_Instructions for the task_.
From the entries below, gather every line containing the string "Promise".

_Data extract_.

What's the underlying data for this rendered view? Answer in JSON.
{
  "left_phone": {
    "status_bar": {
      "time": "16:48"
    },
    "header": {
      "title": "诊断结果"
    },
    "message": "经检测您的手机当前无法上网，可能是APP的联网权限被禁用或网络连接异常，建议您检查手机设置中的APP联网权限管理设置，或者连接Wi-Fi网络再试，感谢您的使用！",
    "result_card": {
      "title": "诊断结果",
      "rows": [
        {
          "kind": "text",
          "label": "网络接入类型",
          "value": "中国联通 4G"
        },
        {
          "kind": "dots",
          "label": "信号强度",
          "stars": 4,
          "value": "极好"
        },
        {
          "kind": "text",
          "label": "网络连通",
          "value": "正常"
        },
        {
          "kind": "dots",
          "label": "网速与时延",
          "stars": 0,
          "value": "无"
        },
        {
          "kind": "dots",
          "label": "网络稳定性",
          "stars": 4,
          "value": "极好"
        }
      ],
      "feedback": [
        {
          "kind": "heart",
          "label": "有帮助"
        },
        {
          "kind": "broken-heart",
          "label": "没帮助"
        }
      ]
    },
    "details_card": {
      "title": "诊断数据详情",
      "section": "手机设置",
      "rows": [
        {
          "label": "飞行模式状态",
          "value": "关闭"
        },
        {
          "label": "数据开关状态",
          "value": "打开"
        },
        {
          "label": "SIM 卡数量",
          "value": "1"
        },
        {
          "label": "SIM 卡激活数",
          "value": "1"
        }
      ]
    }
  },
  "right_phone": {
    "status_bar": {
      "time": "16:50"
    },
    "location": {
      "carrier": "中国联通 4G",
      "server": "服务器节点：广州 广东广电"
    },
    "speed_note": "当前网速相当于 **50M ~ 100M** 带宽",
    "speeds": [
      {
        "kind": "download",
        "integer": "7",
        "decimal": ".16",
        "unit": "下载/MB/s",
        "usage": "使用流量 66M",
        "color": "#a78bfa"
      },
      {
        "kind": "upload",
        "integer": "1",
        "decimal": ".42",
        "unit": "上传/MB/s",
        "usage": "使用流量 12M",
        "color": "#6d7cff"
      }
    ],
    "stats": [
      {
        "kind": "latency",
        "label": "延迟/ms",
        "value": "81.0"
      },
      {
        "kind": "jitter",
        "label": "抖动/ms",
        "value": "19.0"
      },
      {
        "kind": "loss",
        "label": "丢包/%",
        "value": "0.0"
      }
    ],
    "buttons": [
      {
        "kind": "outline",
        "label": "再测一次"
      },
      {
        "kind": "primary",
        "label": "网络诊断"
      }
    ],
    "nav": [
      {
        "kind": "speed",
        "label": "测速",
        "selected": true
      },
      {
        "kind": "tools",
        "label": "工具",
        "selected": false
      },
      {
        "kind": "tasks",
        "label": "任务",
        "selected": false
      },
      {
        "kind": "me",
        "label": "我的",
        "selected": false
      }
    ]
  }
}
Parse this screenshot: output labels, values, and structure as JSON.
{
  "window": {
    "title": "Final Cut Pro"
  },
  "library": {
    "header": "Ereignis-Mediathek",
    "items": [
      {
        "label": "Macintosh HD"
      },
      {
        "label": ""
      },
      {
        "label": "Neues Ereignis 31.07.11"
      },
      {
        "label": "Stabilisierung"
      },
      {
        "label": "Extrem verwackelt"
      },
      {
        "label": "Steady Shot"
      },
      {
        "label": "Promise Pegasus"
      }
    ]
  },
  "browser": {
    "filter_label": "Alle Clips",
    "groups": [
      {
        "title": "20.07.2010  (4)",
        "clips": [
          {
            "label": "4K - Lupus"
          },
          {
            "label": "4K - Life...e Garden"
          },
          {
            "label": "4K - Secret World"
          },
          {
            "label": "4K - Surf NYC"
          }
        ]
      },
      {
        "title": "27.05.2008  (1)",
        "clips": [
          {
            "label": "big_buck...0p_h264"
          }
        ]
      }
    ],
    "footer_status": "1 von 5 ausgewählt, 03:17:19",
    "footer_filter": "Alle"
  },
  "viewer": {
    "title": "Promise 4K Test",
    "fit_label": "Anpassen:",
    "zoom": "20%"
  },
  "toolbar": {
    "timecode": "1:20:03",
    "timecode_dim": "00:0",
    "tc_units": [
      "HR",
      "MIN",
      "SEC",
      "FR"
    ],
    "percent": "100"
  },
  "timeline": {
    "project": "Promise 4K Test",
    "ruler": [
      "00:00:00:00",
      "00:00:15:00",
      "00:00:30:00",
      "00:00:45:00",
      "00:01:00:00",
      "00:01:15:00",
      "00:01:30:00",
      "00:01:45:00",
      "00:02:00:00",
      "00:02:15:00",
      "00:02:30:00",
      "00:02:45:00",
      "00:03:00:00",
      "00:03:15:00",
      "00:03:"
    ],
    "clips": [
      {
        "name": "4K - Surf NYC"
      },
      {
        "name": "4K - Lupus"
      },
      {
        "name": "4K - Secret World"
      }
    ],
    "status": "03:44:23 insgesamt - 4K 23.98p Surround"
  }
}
==
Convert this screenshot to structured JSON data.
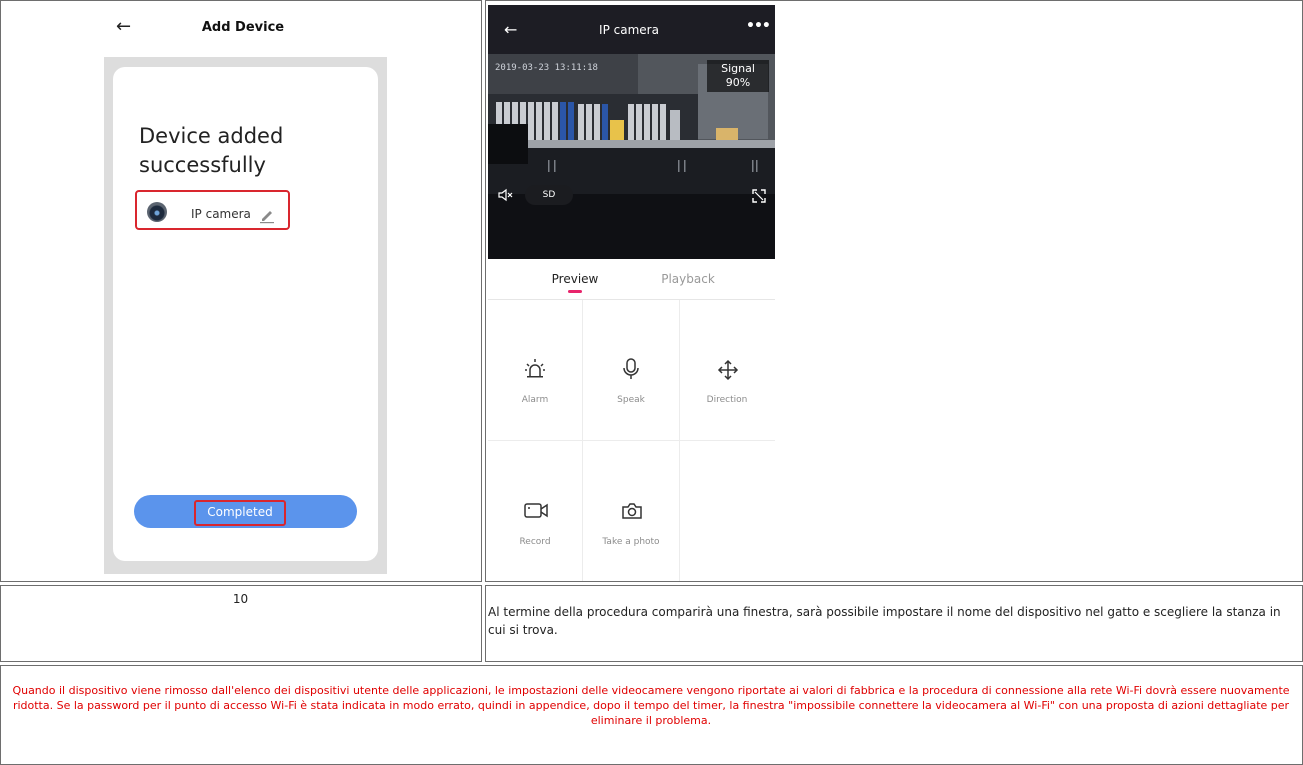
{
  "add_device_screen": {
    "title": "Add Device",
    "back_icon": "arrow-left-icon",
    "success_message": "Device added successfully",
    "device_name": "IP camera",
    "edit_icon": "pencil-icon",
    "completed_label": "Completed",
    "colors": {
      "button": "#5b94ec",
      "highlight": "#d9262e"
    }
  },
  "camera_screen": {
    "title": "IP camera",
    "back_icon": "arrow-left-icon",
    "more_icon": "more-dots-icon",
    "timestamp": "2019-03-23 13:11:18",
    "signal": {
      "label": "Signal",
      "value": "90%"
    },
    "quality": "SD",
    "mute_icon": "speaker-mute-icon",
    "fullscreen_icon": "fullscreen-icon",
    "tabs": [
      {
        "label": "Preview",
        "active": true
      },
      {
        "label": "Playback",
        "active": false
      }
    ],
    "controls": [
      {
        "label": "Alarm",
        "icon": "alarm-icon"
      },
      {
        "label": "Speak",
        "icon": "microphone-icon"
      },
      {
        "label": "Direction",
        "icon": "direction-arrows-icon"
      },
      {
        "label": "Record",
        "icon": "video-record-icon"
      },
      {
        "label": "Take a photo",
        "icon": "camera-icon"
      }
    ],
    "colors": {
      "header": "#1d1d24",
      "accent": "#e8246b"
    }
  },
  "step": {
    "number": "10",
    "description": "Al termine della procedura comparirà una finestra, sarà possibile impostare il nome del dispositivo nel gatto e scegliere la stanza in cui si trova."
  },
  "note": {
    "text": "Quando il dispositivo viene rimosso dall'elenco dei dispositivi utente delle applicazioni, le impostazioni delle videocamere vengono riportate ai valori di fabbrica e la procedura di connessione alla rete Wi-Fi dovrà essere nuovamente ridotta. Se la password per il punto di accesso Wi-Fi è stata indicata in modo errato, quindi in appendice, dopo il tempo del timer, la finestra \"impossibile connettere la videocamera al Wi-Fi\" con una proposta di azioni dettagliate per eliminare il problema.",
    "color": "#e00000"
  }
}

_Finished exercise_.
        "label": "Promise Pegasus"
    "title": "Promise 4K Test",
    "project": "Promise 4K Test",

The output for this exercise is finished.